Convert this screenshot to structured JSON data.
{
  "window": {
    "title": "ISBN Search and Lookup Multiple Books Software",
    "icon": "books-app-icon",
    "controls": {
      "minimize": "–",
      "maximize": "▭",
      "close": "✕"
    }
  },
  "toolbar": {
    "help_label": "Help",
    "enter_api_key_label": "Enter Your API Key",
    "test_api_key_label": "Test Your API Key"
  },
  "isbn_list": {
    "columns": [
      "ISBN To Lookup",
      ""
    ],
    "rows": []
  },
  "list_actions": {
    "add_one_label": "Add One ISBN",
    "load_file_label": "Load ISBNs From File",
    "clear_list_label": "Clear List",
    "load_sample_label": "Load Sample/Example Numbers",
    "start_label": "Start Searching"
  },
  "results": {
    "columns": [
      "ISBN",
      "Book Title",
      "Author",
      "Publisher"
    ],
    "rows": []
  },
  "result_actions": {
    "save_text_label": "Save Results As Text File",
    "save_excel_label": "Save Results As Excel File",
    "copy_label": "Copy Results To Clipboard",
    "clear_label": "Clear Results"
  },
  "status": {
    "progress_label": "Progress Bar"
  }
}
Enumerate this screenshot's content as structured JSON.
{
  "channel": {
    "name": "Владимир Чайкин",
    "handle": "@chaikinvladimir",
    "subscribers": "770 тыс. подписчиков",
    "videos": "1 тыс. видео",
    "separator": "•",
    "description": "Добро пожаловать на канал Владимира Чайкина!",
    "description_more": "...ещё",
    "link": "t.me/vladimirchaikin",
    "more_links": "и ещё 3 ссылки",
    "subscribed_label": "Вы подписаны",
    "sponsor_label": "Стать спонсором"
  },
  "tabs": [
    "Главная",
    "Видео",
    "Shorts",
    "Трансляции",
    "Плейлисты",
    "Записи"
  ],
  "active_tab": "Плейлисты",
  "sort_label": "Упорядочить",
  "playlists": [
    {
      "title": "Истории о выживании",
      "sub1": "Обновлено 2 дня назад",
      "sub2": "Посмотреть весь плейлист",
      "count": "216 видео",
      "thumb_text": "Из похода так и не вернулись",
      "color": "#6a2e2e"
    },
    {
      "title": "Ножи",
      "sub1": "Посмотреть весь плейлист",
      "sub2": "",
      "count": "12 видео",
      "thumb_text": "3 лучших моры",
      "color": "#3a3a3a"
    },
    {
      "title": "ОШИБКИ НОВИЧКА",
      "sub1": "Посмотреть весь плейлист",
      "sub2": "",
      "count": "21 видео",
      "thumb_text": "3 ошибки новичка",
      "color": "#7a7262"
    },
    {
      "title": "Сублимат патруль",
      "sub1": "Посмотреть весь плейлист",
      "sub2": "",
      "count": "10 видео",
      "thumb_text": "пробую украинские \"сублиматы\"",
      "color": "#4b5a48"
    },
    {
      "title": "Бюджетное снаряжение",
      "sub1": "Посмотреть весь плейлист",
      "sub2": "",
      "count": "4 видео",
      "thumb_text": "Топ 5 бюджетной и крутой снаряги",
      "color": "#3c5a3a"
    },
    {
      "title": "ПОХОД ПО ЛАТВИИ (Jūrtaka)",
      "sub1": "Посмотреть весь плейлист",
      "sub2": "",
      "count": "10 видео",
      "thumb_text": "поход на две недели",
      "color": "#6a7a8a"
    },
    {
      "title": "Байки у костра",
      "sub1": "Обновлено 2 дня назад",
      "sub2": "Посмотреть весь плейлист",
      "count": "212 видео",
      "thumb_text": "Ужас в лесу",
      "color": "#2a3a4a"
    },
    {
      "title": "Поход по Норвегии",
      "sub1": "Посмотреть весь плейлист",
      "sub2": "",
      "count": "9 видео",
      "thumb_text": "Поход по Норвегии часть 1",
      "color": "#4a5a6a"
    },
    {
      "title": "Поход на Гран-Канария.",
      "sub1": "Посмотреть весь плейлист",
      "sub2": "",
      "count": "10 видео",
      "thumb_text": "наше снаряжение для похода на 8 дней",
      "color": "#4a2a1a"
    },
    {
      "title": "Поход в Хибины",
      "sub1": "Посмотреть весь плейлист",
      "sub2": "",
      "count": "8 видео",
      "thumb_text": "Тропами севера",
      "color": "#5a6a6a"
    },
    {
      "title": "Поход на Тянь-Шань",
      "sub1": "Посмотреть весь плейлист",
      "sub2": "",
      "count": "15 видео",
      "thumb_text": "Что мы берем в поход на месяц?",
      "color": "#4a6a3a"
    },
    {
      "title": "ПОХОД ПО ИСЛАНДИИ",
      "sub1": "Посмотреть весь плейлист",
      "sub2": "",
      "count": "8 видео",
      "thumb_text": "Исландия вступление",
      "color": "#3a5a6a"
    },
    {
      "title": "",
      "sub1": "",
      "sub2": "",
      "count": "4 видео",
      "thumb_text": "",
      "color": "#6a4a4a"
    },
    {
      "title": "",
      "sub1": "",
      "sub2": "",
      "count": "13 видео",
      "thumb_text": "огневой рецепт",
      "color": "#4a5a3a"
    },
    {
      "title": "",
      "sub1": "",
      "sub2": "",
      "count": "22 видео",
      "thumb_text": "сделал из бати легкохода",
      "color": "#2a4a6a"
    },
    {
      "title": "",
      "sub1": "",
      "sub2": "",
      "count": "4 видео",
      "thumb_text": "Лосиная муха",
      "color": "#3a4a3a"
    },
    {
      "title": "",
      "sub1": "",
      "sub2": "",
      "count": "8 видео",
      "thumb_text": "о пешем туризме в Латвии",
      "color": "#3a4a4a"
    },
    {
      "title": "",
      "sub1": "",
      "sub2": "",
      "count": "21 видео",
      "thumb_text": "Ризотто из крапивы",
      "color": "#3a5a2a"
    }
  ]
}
----
• **WHAT TO DO**
Print the records above exactly as they appear.

• **RESPONSE FOR THIS EXERCISE**
Convert this screenshot to structured JSON data.
{
  "window": {
    "title": "ISBN Search and Lookup Multiple Books Software",
    "icon": "books-app-icon",
    "controls": {
      "minimize": "–",
      "maximize": "▭",
      "close": "✕"
    }
  },
  "toolbar": {
    "help_label": "Help",
    "enter_api_key_label": "Enter Your API Key",
    "test_api_key_label": "Test Your API Key"
  },
  "isbn_list": {
    "columns": [
      "ISBN To Lookup",
      ""
    ],
    "rows": []
  },
  "list_actions": {
    "add_one_label": "Add One ISBN",
    "load_file_label": "Load ISBNs From File",
    "clear_list_label": "Clear List",
    "load_sample_label": "Load Sample/Example Numbers",
    "start_label": "Start Searching"
  },
  "results": {
    "columns": [
      "ISBN",
      "Book Title",
      "Author",
      "Publisher"
    ],
    "rows": []
  },
  "result_actions": {
    "save_text_label": "Save Results As Text File",
    "save_excel_label": "Save Results As Excel File",
    "copy_label": "Copy Results To Clipboard",
    "clear_label": "Clear Results"
  },
  "status": {
    "progress_label": "Progress Bar"
  }
}
Enumerate this screenshot's content as structured JSON.
{
  "channel": {
    "name": "Владимир Чайкин",
    "handle": "@chaikinvladimir",
    "subscribers": "770 тыс. подписчиков",
    "videos": "1 тыс. видео",
    "separator": "•",
    "description": "Добро пожаловать на канал Владимира Чайкина!",
    "description_more": "...ещё",
    "link": "t.me/vladimirchaikin",
    "more_links": "и ещё 3 ссылки",
    "subscribed_label": "Вы подписаны",
    "sponsor_label": "Стать спонсором"
  },
  "tabs": [
    "Главная",
    "Видео",
    "Shorts",
    "Трансляции",
    "Плейлисты",
    "Записи"
  ],
  "active_tab": "Плейлисты",
  "sort_label": "Упорядочить",
  "playlists": [
    {
      "title": "Истории о выживании",
      "sub1": "Обновлено 2 дня назад",
      "sub2": "Посмотреть весь плейлист",
      "count": "216 видео",
      "thumb_text": "Из похода так и не вернулись",
      "color": "#6a2e2e"
    },
    {
      "title": "Ножи",
      "sub1": "Посмотреть весь плейлист",
      "sub2": "",
      "count": "12 видео",
      "thumb_text": "3 лучших моры",
      "color": "#3a3a3a"
    },
    {
      "title": "ОШИБКИ НОВИЧКА",
      "sub1": "Посмотреть весь плейлист",
      "sub2": "",
      "count": "21 видео",
      "thumb_text": "3 ошибки новичка",
      "color": "#7a7262"
    },
    {
      "title": "Сублимат патруль",
      "sub1": "Посмотреть весь плейлист",
      "sub2": "",
      "count": "10 видео",
      "thumb_text": "пробую украинские \"сублиматы\"",
      "color": "#4b5a48"
    },
    {
      "title": "Бюджетное снаряжение",
      "sub1": "Посмотреть весь плейлист",
      "sub2": "",
      "count": "4 видео",
      "thumb_text": "Топ 5 бюджетной и крутой снаряги",
      "color": "#3c5a3a"
    },
    {
      "title": "ПОХОД ПО ЛАТВИИ (Jūrtaka)",
      "sub1": "Посмотреть весь плейлист",
      "sub2": "",
      "count": "10 видео",
      "thumb_text": "поход на две недели",
      "color": "#6a7a8a"
    },
    {
      "title": "Байки у костра",
      "sub1": "Обновлено 2 дня назад",
      "sub2": "Посмотреть весь плейлист",
      "count": "212 видео",
      "thumb_text": "Ужас в лесу",
      "color": "#2a3a4a"
    },
    {
      "title": "Поход по Норвегии",
      "sub1": "Посмотреть весь плейлист",
      "sub2": "",
      "count": "9 видео",
      "thumb_text": "Поход по Норвегии часть 1",
      "color": "#4a5a6a"
    },
    {
      "title": "Поход на Гран-Канария.",
      "sub1": "Посмотреть весь плейлист",
      "sub2": "",
      "count": "10 видео",
      "thumb_text": "наше снаряжение для похода на 8 дней",
      "color": "#4a2a1a"
    },
    {
      "title": "Поход в Хибины",
      "sub1": "Посмотреть весь плейлист",
      "sub2": "",
      "count": "8 видео",
      "thumb_text": "Тропами севера",
      "color": "#5a6a6a"
    },
    {
      "title": "Поход на Тянь-Шань",
      "sub1": "Посмотреть весь плейлист",
      "sub2": "",
      "count": "15 видео",
      "thumb_text": "Что мы берем в поход на месяц?",
      "color": "#4a6a3a"
    },
    {
      "title": "ПОХОД ПО ИСЛАНДИИ",
      "sub1": "Посмотреть весь плейлист",
      "sub2": "",
      "count": "8 видео",
      "thumb_text": "Исландия вступление",
      "color": "#3a5a6a"
    },
    {
      "title": "",
      "sub1": "",
      "sub2": "",
      "count": "4 видео",
      "thumb_text": "",
      "color": "#6a4a4a"
    },
    {
      "title": "",
      "sub1": "",
      "sub2": "",
      "count": "13 видео",
      "thumb_text": "огневой рецепт",
      "color": "#4a5a3a"
    },
    {
      "title": "",
      "sub1": "",
      "sub2": "",
      "count": "22 видео",
      "thumb_text": "сделал из бати легкохода",
      "color": "#2a4a6a"
    },
    {
      "title": "",
      "sub1": "",
      "sub2": "",
      "count": "4 видео",
      "thumb_text": "Лосиная муха",
      "color": "#3a4a3a"
    },
    {
      "title": "",
      "sub1": "",
      "sub2": "",
      "count": "8 видео",
      "thumb_text": "о пешем туризме в Латвии",
      "color": "#3a4a4a"
    },
    {
      "title": "",
      "sub1": "",
      "sub2": "",
      "count": "21 видео",
      "thumb_text": "Ризотто из крапивы",
      "color": "#3a5a2a"
    }
  ]
}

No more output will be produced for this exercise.